▶ [What needs to be done] Begin at the line that contains "Give me a plain-text" and reproduce it along with every line after it to the end of the listing; skip any pictures.

[Part of a data file]

++++++++

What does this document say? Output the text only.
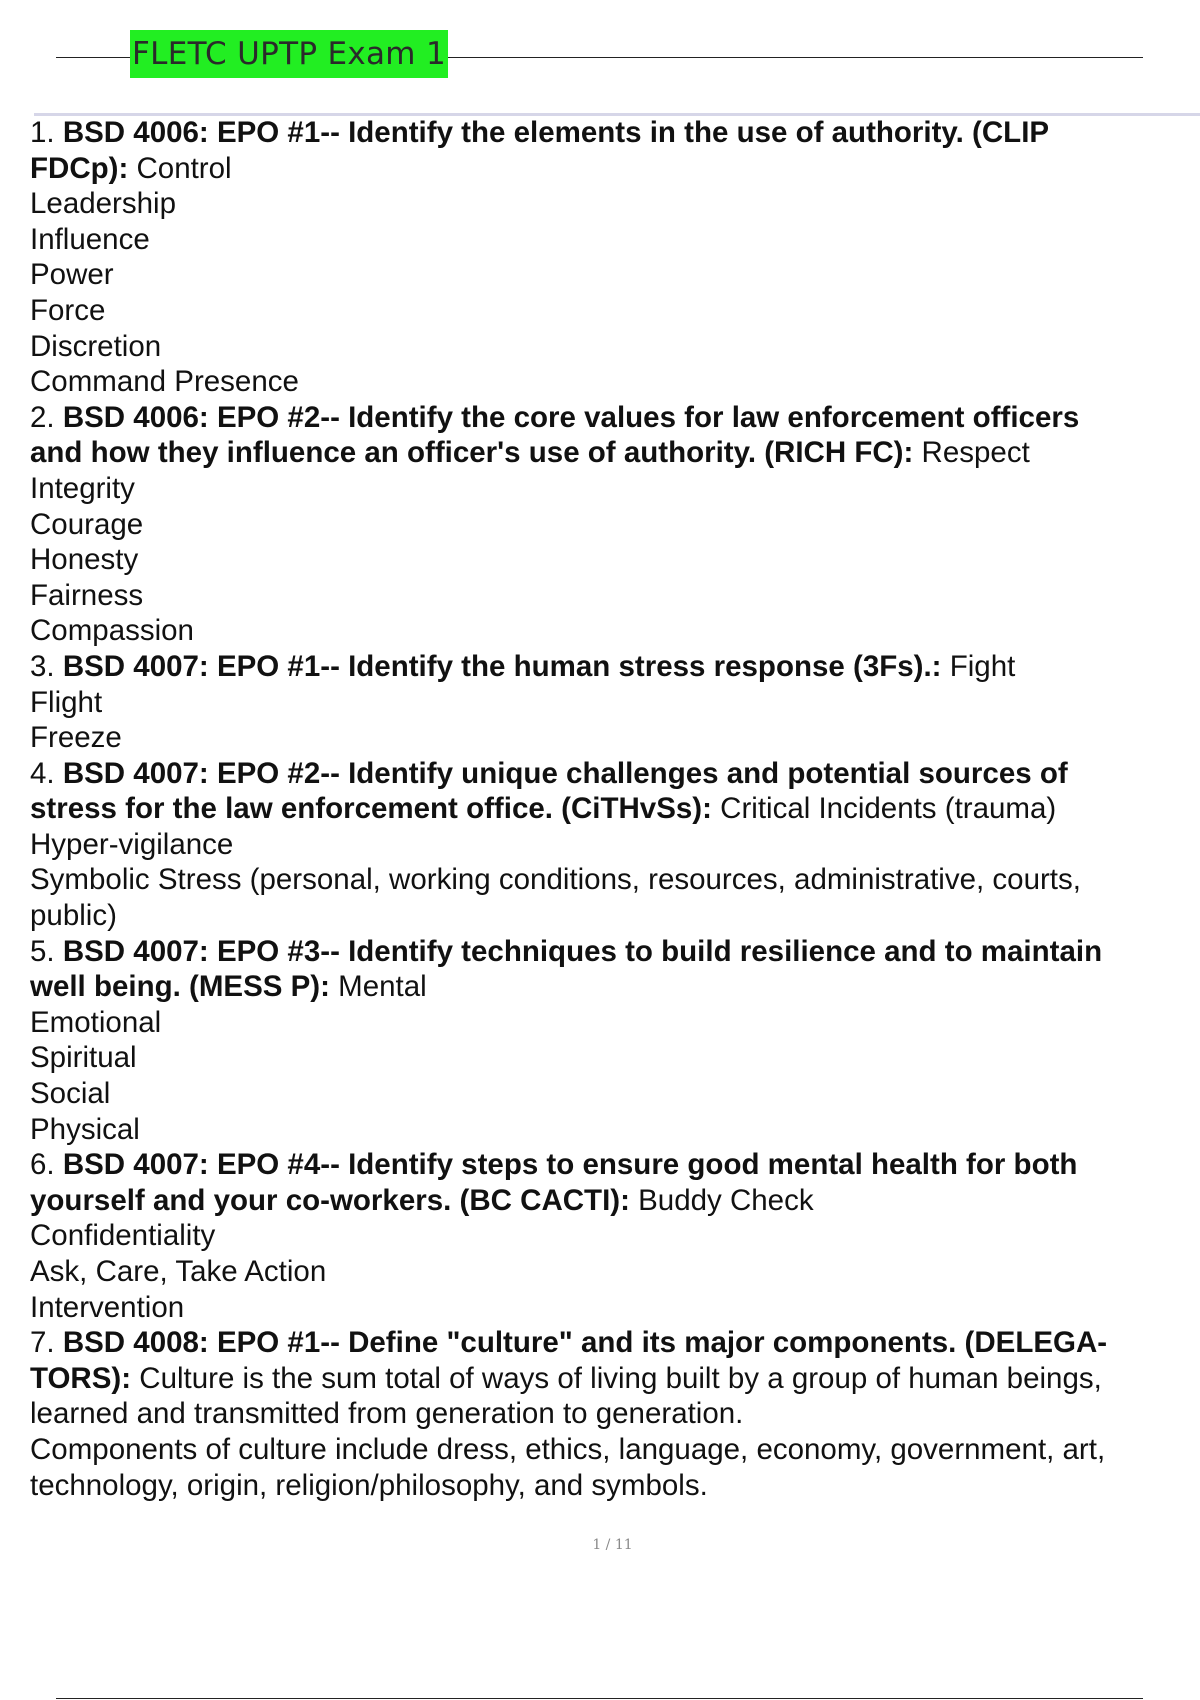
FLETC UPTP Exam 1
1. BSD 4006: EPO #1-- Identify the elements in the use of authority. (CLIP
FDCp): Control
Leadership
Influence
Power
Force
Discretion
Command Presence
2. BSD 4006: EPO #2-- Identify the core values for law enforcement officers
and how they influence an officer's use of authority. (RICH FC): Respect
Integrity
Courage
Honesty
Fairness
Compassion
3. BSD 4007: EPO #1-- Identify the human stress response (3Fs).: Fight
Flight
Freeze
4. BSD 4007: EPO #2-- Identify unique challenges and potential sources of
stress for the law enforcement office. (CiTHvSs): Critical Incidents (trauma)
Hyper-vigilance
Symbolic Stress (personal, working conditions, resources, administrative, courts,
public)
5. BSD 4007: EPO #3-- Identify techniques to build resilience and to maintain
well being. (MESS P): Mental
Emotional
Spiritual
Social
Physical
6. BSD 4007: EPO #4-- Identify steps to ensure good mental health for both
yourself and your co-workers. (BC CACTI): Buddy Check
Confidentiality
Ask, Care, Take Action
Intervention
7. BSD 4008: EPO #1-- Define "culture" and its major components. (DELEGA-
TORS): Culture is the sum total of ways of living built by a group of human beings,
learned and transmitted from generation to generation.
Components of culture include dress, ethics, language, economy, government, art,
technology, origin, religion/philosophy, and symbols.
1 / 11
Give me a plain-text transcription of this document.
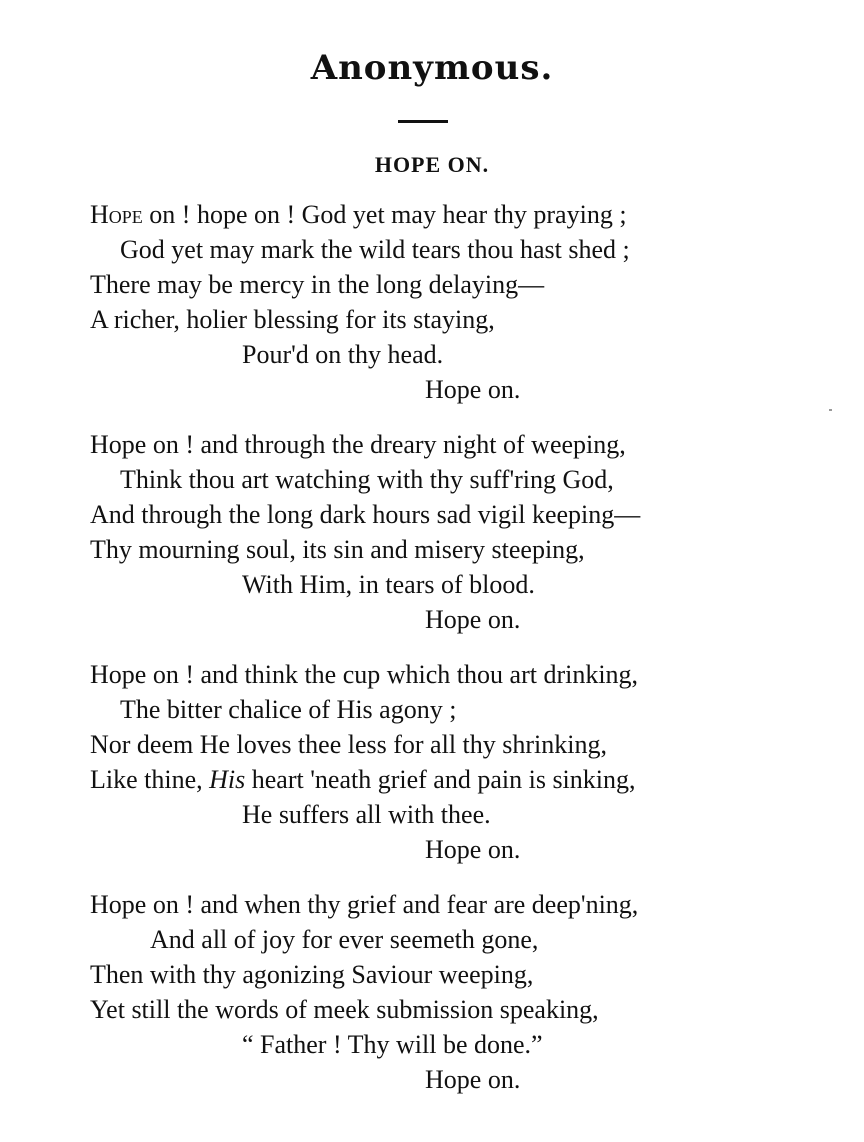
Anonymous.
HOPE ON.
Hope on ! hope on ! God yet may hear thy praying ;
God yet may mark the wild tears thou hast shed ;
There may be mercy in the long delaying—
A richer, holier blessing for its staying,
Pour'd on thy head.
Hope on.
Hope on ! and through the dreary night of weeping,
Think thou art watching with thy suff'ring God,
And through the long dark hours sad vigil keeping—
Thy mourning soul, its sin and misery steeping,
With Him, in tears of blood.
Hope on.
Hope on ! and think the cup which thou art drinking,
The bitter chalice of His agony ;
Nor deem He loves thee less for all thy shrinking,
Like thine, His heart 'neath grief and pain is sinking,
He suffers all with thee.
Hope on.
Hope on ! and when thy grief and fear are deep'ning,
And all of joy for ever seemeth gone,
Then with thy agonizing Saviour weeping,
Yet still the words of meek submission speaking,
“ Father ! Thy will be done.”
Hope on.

++++++++

▶ [Completed task]
Give me a plain-text transcription of this document.
Anonymous.
HOPE ON.
Hope on ! hope on ! God yet may hear thy praying ;
God yet may mark the wild tears thou hast shed ;
There may be mercy in the long delaying—
A richer, holier blessing for its staying,
Pour'd on thy head.
Hope on.
Hope on ! and through the dreary night of weeping,
Think thou art watching with thy suff'ring God,
And through the long dark hours sad vigil keeping—
Thy mourning soul, its sin and misery steeping,
With Him, in tears of blood.
Hope on.
Hope on ! and think the cup which thou art drinking,
The bitter chalice of His agony ;
Nor deem He loves thee less for all thy shrinking,
Like thine, His heart 'neath grief and pain is sinking,
He suffers all with thee.
Hope on.
Hope on ! and when thy grief and fear are deep'ning,
And all of joy for ever seemeth gone,
Then with thy agonizing Saviour weeping,
Yet still the words of meek submission speaking,
“ Father ! Thy will be done.”
Hope on.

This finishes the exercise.